** BEGIN SUPPLIED MATERIAL **

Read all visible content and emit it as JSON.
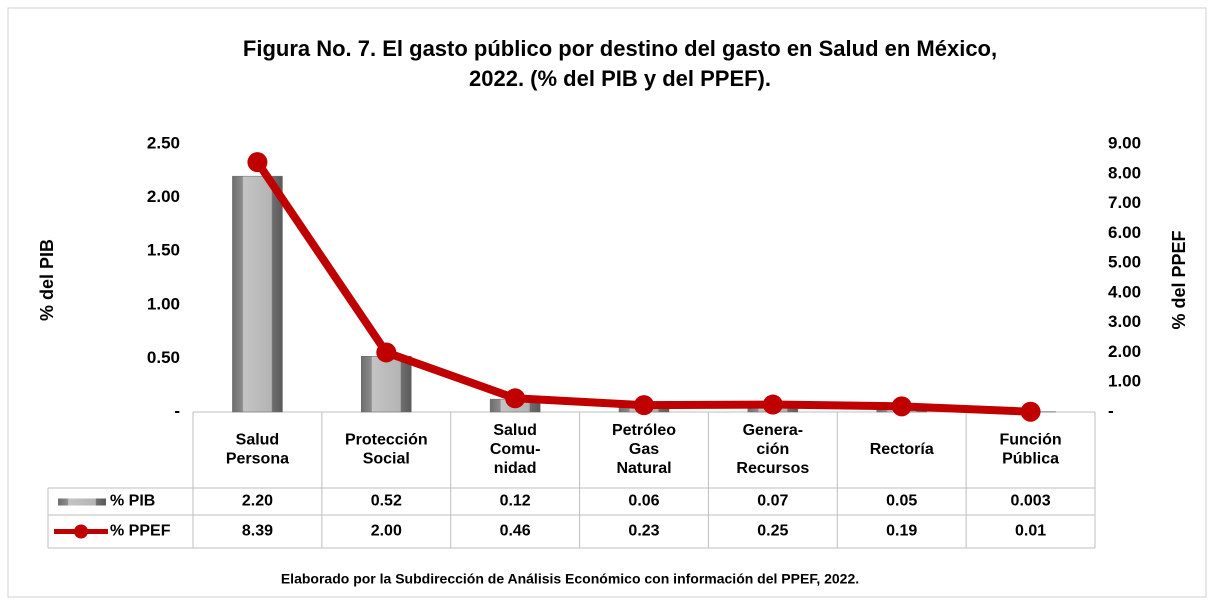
{
  "chart_data": {
    "type": "bar-line",
    "title": [
      "Figura No. 7. El gasto público por destino del gasto en Salud en México,",
      "2022. (% del PIB y del PPEF)."
    ],
    "categories": [
      "Salud\nPersona",
      "Protección\nSocial",
      "Salud\nComu-\nnidad",
      "Petróleo\nGas\nNatural",
      "Genera-\nción\nRecursos",
      "Rectoría",
      "Función\nPública"
    ],
    "series": [
      {
        "name": "% PIB",
        "type": "bar",
        "color": "#8c8c8c",
        "values": [
          2.2,
          0.52,
          0.12,
          0.06,
          0.07,
          0.05,
          0.003
        ],
        "value_labels": [
          "2.20",
          "0.52",
          "0.12",
          "0.06",
          "0.07",
          "0.05",
          "0.003"
        ]
      },
      {
        "name": "% PPEF",
        "type": "line",
        "axis": "y2",
        "color": "#c00000",
        "values": [
          8.39,
          2.0,
          0.46,
          0.23,
          0.25,
          0.19,
          0.01
        ],
        "value_labels": [
          "8.39",
          "2.00",
          "0.46",
          "0.23",
          "0.25",
          "0.19",
          "0.01"
        ]
      }
    ],
    "ylabel": "% del PIB",
    "y2label": "% del PPEF",
    "ylim": [
      0,
      2.5
    ],
    "yticks": [
      {
        "value": 0,
        "label": "-"
      },
      {
        "value": 0.5,
        "label": "0.50"
      },
      {
        "value": 1,
        "label": "1.00"
      },
      {
        "value": 1.5,
        "label": "1.50"
      },
      {
        "value": 2,
        "label": "2.00"
      },
      {
        "value": 2.5,
        "label": "2.50"
      }
    ],
    "y2lim": [
      0,
      9
    ],
    "y2ticks": [
      {
        "value": 0,
        "label": "-"
      },
      {
        "value": 1,
        "label": "1.00"
      },
      {
        "value": 2,
        "label": "2.00"
      },
      {
        "value": 3,
        "label": "3.00"
      },
      {
        "value": 4,
        "label": "4.00"
      },
      {
        "value": 5,
        "label": "5.00"
      },
      {
        "value": 6,
        "label": "6.00"
      },
      {
        "value": 7,
        "label": "7.00"
      },
      {
        "value": 8,
        "label": "8.00"
      },
      {
        "value": 9,
        "label": "9.00"
      }
    ],
    "note": "Elaborado por la Subdirección de Análisis Económico con información del PPEF, 2022."
  }
}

** END SUPPLIED MATERIAL **

• TASK STATEMENT: Pictures excluded, quote all the data above exactly.

• SOLUTION:
Read all visible content and emit it as JSON.
{
  "chart_data": {
    "type": "bar-line",
    "title": [
      "Figura No. 7. El gasto público por destino del gasto en Salud en México,",
      "2022. (% del PIB y del PPEF)."
    ],
    "categories": [
      "Salud\nPersona",
      "Protección\nSocial",
      "Salud\nComu-\nnidad",
      "Petróleo\nGas\nNatural",
      "Genera-\nción\nRecursos",
      "Rectoría",
      "Función\nPública"
    ],
    "series": [
      {
        "name": "% PIB",
        "type": "bar",
        "color": "#8c8c8c",
        "values": [
          2.2,
          0.52,
          0.12,
          0.06,
          0.07,
          0.05,
          0.003
        ],
        "value_labels": [
          "2.20",
          "0.52",
          "0.12",
          "0.06",
          "0.07",
          "0.05",
          "0.003"
        ]
      },
      {
        "name": "% PPEF",
        "type": "line",
        "axis": "y2",
        "color": "#c00000",
        "values": [
          8.39,
          2.0,
          0.46,
          0.23,
          0.25,
          0.19,
          0.01
        ],
        "value_labels": [
          "8.39",
          "2.00",
          "0.46",
          "0.23",
          "0.25",
          "0.19",
          "0.01"
        ]
      }
    ],
    "ylabel": "% del PIB",
    "y2label": "% del PPEF",
    "ylim": [
      0,
      2.5
    ],
    "yticks": [
      {
        "value": 0,
        "label": "-"
      },
      {
        "value": 0.5,
        "label": "0.50"
      },
      {
        "value": 1,
        "label": "1.00"
      },
      {
        "value": 1.5,
        "label": "1.50"
      },
      {
        "value": 2,
        "label": "2.00"
      },
      {
        "value": 2.5,
        "label": "2.50"
      }
    ],
    "y2lim": [
      0,
      9
    ],
    "y2ticks": [
      {
        "value": 0,
        "label": "-"
      },
      {
        "value": 1,
        "label": "1.00"
      },
      {
        "value": 2,
        "label": "2.00"
      },
      {
        "value": 3,
        "label": "3.00"
      },
      {
        "value": 4,
        "label": "4.00"
      },
      {
        "value": 5,
        "label": "5.00"
      },
      {
        "value": 6,
        "label": "6.00"
      },
      {
        "value": 7,
        "label": "7.00"
      },
      {
        "value": 8,
        "label": "8.00"
      },
      {
        "value": 9,
        "label": "9.00"
      }
    ],
    "note": "Elaborado por la Subdirección de Análisis Económico con información del PPEF, 2022."
  }
}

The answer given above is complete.